**Exercise aim**
Repeat the comment on aperture controls, budget cameras and manual lenses word for word, in full.

**Given text**
■ ■ ■

I still have a problem with 'command dials' and 'subcommand dials' for setting aperture as opposed simply to rotating the lens aperture ring.  They may make sense, but it's less sense than the 'feel' of the rotation one feels when one works the ringed aperture to reset a wrong aperture -- one can 'feel' the correct aperture for a given light and ASA/ISO setting under certain circumstances and needn't be looking at anything to make an instantaneous correction.  Here that was not possible or even to KNOW the aperture setting was f11 which I assume you found from the EXIF info attached to the photo.

 

Now I sometimes shoot with more budget cameras, or one expensive and one budget camera, as budget cameras produce four times better photos than the first $3,000+ cameras did six years ago with much higher ISO reach/sensitivity, so if one doesn't need all the bells and whistles, and one can get an identical image off the sensor, and one also can make sense of the reduced number of options and special, dedicated buttons and wheels designed to make instantaneous changes in things like ISO/image quality, etc., 'on the fly' one can take GREAT photos with a $350 camera.

 

I've learned to make such compromises sometimes, and still get sometimes wonderful results -- even shoot occasionally with a 'kit' lens and get stunning results, which goes to show that all those who crowd the equipment forums are just like I was at first -- worried they couldn't take a good photo unless they had the latest and best equipment.

Now I'm sure that even with a budget camera of today I can take a good photo, and was taking them with film auto nothing cameras in the 1960s, but not at as great a clip and of course missing lots of great opportunities that arise because of the ability to autofocus and zoom which we now have.

 

Yes, auto everything is helpful, but I'm versatile.

 

I haven't forgot what it's like to shoot not only with a manual lens, but with a manual lens that doesn't stop down the aperture -- you had to stop it down manually or it stayed wide open which you used for framing the photo, then stopped down with a special ring for taking the photo.  They were inexpensive, but often the optics were good -- sometimes great and some of my best photos were taken with such lenses, which often sold for $28 to $45, as secondary lenses before I moved up to a full line of manual focus Nikkors.

■ ■ ■

**Provided material**
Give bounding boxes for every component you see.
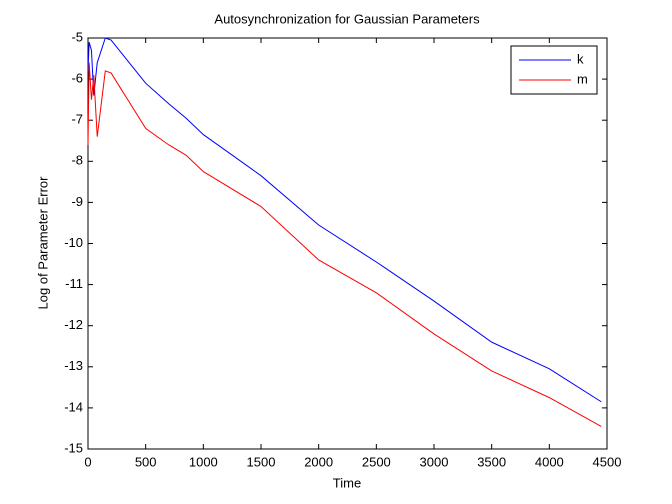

■ ■ ■

**Response to this exercise**
I still have a problem with 'command dials' and 'subcommand dials' for setting aperture as opposed simply to rotating the lens aperture ring.  They may make sense, but it's less sense than the 'feel' of the rotation one feels when one works the ringed aperture to reset a wrong aperture -- one can 'feel' the correct aperture for a given light and ASA/ISO setting under certain circumstances and needn't be looking at anything to make an instantaneous correction.  Here that was not possible or even to KNOW the aperture setting was f11 which I assume you found from the EXIF info attached to the photo.

 

Now I sometimes shoot with more budget cameras, or one expensive and one budget camera, as budget cameras produce four times better photos than the first $3,000+ cameras did six years ago with much higher ISO reach/sensitivity, so if one doesn't need all the bells and whistles, and one can get an identical image off the sensor, and one also can make sense of the reduced number of options and special, dedicated buttons and wheels designed to make instantaneous changes in things like ISO/image quality, etc., 'on the fly' one can take GREAT photos with a $350 camera.

 

I've learned to make such compromises sometimes, and still get sometimes wonderful results -- even shoot occasionally with a 'kit' lens and get stunning results, which goes to show that all those who crowd the equipment forums are just like I was at first -- worried they couldn't take a good photo unless they had the latest and best equipment.

Now I'm sure that even with a budget camera of today I can take a good photo, and was taking them with film auto nothing cameras in the 1960s, but not at as great a clip and of course missing lots of great opportunities that arise because of the ability to autofocus and zoom which we now have.

 

Yes, auto everything is helpful, but I'm versatile.

 

I haven't forgot what it's like to shoot not only with a manual lens, but with a manual lens that doesn't stop down the aperture -- you had to stop it down manually or it stayed wide open which you used for framing the photo, then stopped down with a special ring for taking the photo.  They were inexpensive, but often the optics were good -- sometimes great and some of my best photos were taken with such lenses, which often sold for $28 to $45, as secondary lenses before I moved up to a full line of manual focus Nikkors.